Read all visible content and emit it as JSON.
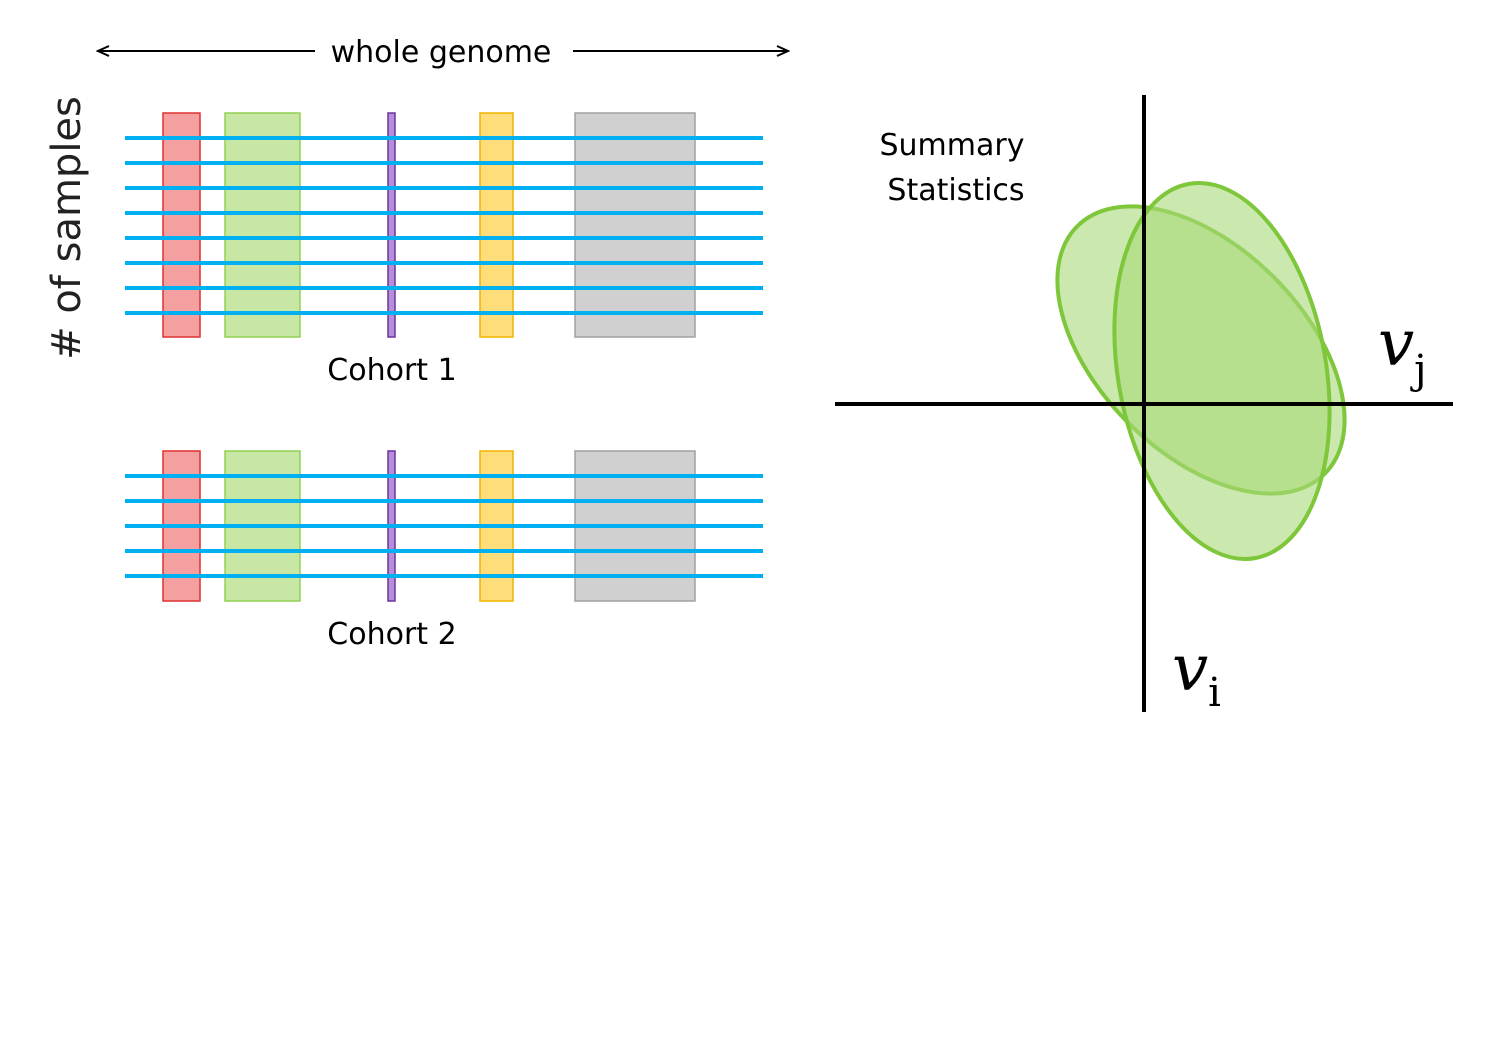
{
  "genome_label": "whole genome",
  "samples_label": "# of samples",
  "summary_label_line1": "Summary",
  "summary_label_line2": "Statistics",
  "axis_x_symbol": "v",
  "axis_x_subscript": "j",
  "axis_y_symbol": "v",
  "axis_y_subscript": "i",
  "colors": {
    "sample_line": "#00b0f0",
    "region_red_fill": "#f4a0a0",
    "region_red_stroke": "#e03030",
    "region_green_fill": "#c8e6a4",
    "region_green_stroke": "#92d050",
    "region_purple_fill": "#b48fd8",
    "region_purple_stroke": "#7030a0",
    "region_yellow_fill": "#ffdd7a",
    "region_yellow_stroke": "#f0b400",
    "region_gray_fill": "#d0d0d0",
    "region_gray_stroke": "#a0a0a0",
    "ellipse_fill": "#a8d878",
    "ellipse_stroke": "#7ec63a",
    "axis": "#000000"
  },
  "cohorts": [
    {
      "label": "Cohort 1",
      "sample_count": 8
    },
    {
      "label": "Cohort 2",
      "sample_count": 5
    }
  ]
}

----

(WORK ORDER) Repeat the data exactly. Pictures should not appear.

(RESULT OF THE TASK)
Read all visible content and emit it as JSON.
{
  "genome_label": "whole genome",
  "samples_label": "# of samples",
  "summary_label_line1": "Summary",
  "summary_label_line2": "Statistics",
  "axis_x_symbol": "v",
  "axis_x_subscript": "j",
  "axis_y_symbol": "v",
  "axis_y_subscript": "i",
  "colors": {
    "sample_line": "#00b0f0",
    "region_red_fill": "#f4a0a0",
    "region_red_stroke": "#e03030",
    "region_green_fill": "#c8e6a4",
    "region_green_stroke": "#92d050",
    "region_purple_fill": "#b48fd8",
    "region_purple_stroke": "#7030a0",
    "region_yellow_fill": "#ffdd7a",
    "region_yellow_stroke": "#f0b400",
    "region_gray_fill": "#d0d0d0",
    "region_gray_stroke": "#a0a0a0",
    "ellipse_fill": "#a8d878",
    "ellipse_stroke": "#7ec63a",
    "axis": "#000000"
  },
  "cohorts": [
    {
      "label": "Cohort 1",
      "sample_count": 8
    },
    {
      "label": "Cohort 2",
      "sample_count": 5
    }
  ]
}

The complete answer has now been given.